(Figure contents as structured data)
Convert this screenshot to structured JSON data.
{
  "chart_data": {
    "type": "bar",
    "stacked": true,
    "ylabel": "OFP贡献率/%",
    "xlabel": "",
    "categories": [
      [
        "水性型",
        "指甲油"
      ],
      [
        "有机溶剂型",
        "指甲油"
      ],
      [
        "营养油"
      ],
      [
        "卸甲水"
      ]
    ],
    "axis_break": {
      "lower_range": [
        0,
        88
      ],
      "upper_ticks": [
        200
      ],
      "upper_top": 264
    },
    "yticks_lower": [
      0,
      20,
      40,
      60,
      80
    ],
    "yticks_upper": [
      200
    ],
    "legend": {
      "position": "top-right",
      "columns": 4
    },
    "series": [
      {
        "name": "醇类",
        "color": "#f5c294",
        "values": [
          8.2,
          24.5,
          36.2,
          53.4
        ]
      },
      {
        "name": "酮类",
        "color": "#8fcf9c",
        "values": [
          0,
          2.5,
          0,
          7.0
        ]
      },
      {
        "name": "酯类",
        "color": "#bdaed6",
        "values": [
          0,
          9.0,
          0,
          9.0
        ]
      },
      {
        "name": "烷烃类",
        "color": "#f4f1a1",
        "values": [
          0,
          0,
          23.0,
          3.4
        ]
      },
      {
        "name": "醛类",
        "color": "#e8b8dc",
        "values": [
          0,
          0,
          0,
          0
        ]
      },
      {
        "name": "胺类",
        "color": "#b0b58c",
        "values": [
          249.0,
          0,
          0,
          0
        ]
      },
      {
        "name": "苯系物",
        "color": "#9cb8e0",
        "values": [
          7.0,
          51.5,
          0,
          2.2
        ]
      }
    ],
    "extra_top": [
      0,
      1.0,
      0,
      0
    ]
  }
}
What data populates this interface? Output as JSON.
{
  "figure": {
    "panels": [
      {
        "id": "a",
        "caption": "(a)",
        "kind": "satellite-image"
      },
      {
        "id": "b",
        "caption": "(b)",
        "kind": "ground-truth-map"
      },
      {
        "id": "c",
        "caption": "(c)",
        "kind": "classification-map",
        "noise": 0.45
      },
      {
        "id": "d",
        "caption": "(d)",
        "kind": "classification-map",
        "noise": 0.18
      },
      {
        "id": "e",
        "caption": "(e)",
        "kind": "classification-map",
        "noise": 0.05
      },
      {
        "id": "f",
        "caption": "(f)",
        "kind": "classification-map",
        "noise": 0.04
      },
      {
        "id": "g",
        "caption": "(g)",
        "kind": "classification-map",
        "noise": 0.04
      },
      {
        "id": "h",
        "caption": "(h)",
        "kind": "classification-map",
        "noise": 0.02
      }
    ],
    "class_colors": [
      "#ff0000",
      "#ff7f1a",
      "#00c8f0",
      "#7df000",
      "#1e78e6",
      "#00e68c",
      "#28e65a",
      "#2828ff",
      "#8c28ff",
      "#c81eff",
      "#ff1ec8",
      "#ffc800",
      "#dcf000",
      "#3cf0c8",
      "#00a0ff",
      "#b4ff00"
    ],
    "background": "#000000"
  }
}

- **Exercise brief**
Copy out every line from the one containing "What data populates" to the end of the material, both ends included.

- **Correct result**
What data populates this interface? Output as JSON.
{
  "figure": {
    "panels": [
      {
        "id": "a",
        "caption": "(a)",
        "kind": "satellite-image"
      },
      {
        "id": "b",
        "caption": "(b)",
        "kind": "ground-truth-map"
      },
      {
        "id": "c",
        "caption": "(c)",
        "kind": "classification-map",
        "noise": 0.45
      },
      {
        "id": "d",
        "caption": "(d)",
        "kind": "classification-map",
        "noise": 0.18
      },
      {
        "id": "e",
        "caption": "(e)",
        "kind": "classification-map",
        "noise": 0.05
      },
      {
        "id": "f",
        "caption": "(f)",
        "kind": "classification-map",
        "noise": 0.04
      },
      {
        "id": "g",
        "caption": "(g)",
        "kind": "classification-map",
        "noise": 0.04
      },
      {
        "id": "h",
        "caption": "(h)",
        "kind": "classification-map",
        "noise": 0.02
      }
    ],
    "class_colors": [
      "#ff0000",
      "#ff7f1a",
      "#00c8f0",
      "#7df000",
      "#1e78e6",
      "#00e68c",
      "#28e65a",
      "#2828ff",
      "#8c28ff",
      "#c81eff",
      "#ff1ec8",
      "#ffc800",
      "#dcf000",
      "#3cf0c8",
      "#00a0ff",
      "#b4ff00"
    ],
    "background": "#000000"
  }
}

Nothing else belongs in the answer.